--- EXERCISE ---
Identify and reproduce every line holding the string "Groups".

--- MATERIAL PROVIDED ---
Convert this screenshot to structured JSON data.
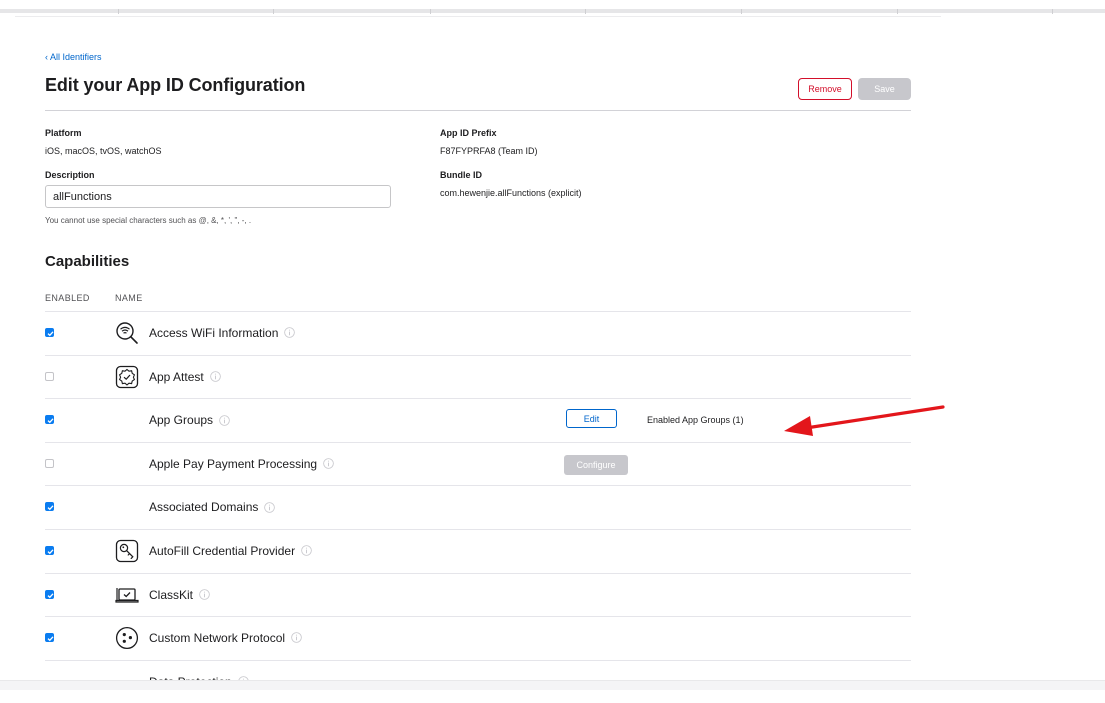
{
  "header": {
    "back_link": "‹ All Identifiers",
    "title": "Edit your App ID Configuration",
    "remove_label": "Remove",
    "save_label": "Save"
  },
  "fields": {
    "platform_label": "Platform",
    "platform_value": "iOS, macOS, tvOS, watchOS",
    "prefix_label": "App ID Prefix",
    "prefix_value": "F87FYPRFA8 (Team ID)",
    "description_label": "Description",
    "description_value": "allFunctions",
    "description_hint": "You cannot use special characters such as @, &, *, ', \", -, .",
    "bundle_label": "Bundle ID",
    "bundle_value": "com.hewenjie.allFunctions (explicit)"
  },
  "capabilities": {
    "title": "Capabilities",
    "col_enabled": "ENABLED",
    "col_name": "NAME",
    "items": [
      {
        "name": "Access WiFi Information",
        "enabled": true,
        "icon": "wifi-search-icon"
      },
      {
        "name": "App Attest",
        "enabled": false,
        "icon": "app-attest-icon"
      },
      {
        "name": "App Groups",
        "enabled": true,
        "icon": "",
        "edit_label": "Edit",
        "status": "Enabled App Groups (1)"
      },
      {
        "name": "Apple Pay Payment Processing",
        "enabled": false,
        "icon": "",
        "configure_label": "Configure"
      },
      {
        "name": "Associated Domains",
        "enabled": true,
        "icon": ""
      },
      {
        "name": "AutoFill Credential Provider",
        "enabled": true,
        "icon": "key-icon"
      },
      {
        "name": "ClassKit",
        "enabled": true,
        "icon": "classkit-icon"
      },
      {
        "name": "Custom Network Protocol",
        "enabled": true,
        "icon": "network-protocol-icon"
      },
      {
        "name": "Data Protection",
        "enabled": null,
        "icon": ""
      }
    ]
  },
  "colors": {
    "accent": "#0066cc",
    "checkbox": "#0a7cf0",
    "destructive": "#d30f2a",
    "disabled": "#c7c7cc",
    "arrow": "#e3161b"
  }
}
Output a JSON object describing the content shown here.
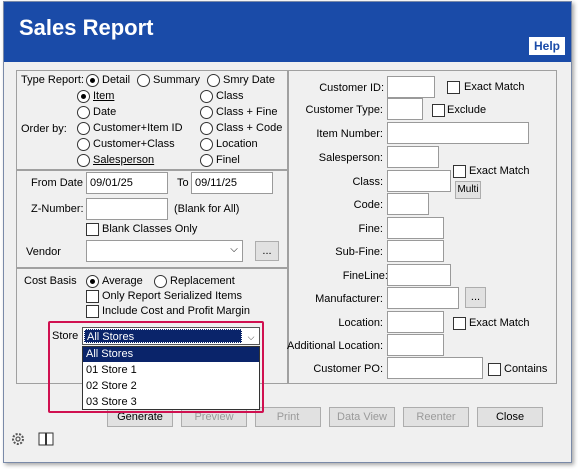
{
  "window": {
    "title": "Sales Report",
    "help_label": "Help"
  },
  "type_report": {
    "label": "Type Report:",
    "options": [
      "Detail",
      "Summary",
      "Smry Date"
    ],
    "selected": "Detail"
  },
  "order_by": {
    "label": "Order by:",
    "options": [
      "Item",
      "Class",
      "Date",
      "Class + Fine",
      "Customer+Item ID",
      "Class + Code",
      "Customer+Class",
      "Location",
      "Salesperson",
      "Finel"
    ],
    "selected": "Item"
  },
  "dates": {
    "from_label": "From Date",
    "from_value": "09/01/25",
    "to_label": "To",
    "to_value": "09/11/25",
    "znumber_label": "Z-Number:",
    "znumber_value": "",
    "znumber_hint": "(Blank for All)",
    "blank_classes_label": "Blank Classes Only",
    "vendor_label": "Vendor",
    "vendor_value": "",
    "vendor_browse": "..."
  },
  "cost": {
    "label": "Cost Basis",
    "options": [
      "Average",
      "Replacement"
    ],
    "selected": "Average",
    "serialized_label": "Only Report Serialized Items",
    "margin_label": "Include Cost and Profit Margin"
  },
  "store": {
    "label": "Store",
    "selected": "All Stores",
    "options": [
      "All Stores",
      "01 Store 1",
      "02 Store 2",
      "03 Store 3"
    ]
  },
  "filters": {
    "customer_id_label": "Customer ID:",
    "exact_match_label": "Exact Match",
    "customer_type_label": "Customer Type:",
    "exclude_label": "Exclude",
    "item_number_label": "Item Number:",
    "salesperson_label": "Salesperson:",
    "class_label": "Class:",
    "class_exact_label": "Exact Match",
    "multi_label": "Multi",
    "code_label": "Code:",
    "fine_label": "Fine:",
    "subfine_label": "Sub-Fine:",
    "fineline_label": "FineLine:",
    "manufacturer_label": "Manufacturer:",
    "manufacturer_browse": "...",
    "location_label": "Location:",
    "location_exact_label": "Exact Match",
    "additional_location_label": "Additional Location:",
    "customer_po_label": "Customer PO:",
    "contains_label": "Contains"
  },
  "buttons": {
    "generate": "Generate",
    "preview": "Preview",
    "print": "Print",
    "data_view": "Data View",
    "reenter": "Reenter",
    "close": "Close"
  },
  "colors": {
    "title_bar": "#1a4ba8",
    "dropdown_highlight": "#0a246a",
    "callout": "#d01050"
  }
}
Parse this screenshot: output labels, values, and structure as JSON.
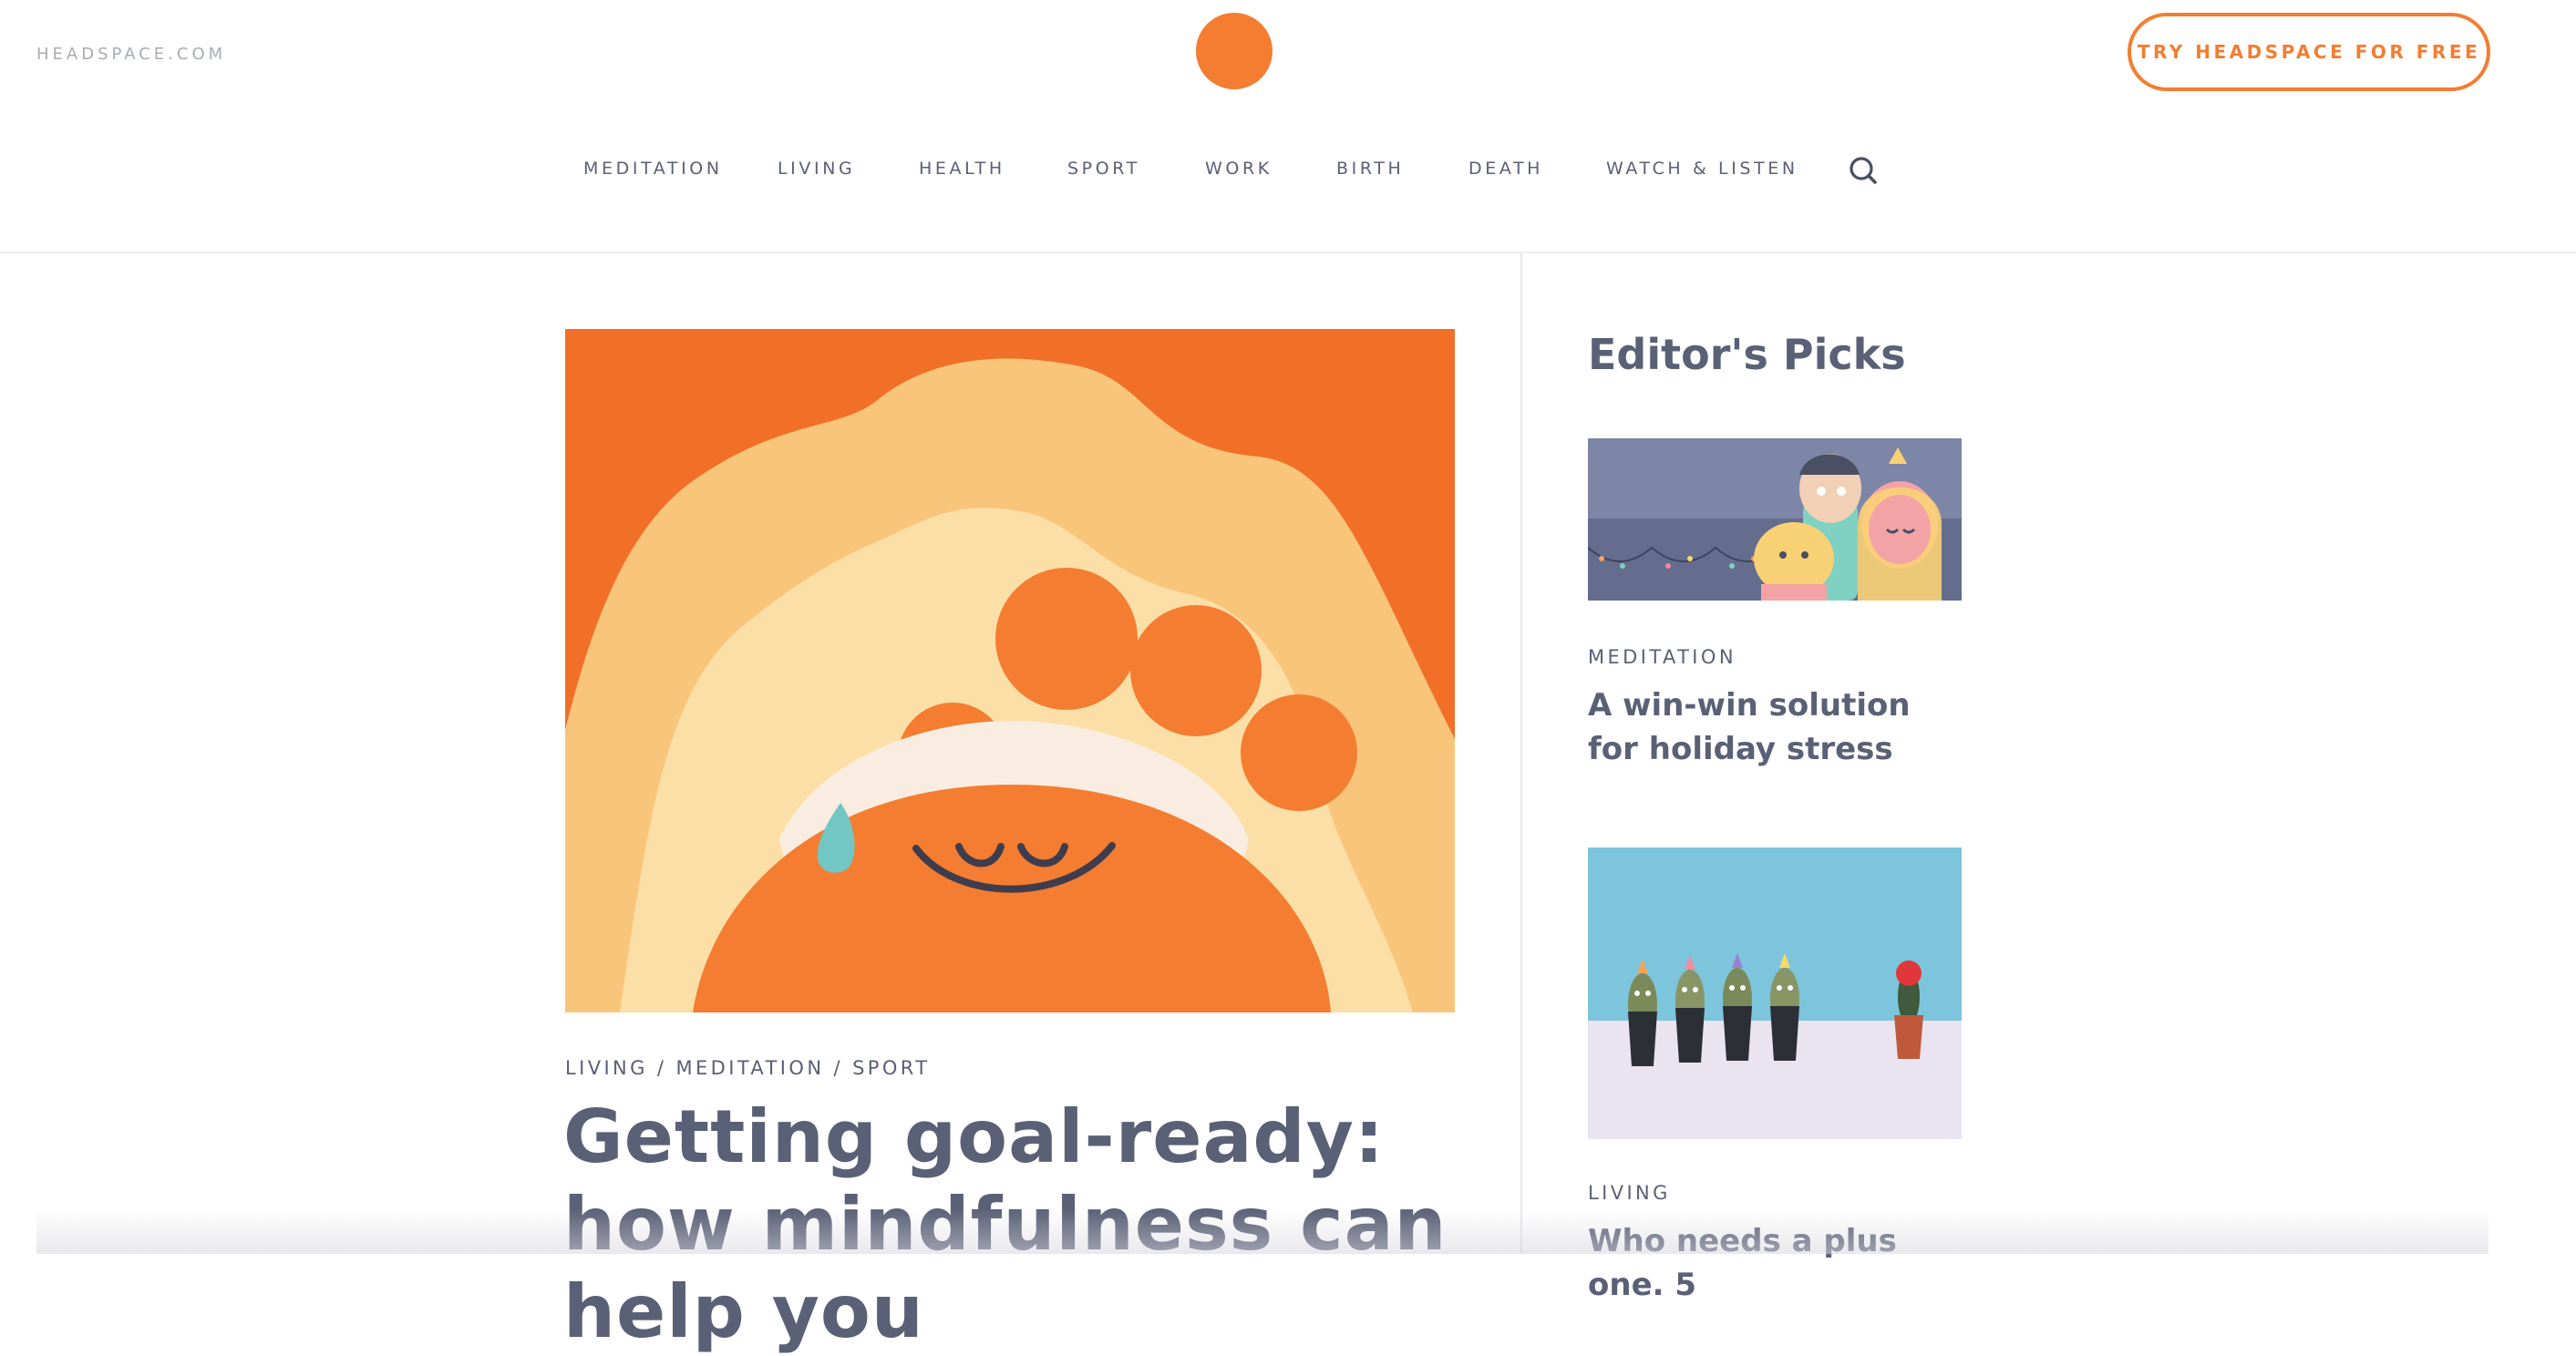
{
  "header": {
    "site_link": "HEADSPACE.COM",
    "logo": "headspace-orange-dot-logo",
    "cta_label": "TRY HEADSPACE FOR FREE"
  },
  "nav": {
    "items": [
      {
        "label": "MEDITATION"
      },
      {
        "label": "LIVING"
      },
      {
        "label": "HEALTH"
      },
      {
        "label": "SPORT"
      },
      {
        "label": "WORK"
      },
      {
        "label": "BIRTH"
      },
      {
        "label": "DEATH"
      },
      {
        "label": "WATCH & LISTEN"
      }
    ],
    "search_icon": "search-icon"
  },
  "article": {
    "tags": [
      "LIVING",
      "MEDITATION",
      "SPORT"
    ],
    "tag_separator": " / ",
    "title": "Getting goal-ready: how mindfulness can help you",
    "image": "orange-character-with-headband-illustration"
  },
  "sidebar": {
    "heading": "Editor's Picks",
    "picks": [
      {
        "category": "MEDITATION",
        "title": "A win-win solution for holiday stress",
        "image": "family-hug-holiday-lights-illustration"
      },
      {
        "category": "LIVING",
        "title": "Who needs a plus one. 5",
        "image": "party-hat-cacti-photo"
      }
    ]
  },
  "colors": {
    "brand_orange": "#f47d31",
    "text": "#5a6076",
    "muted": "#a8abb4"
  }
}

--- OUTPUT OF THE EXERCISE ---
        "name": "App Groups",
        "status": "Enabled App Groups (1)"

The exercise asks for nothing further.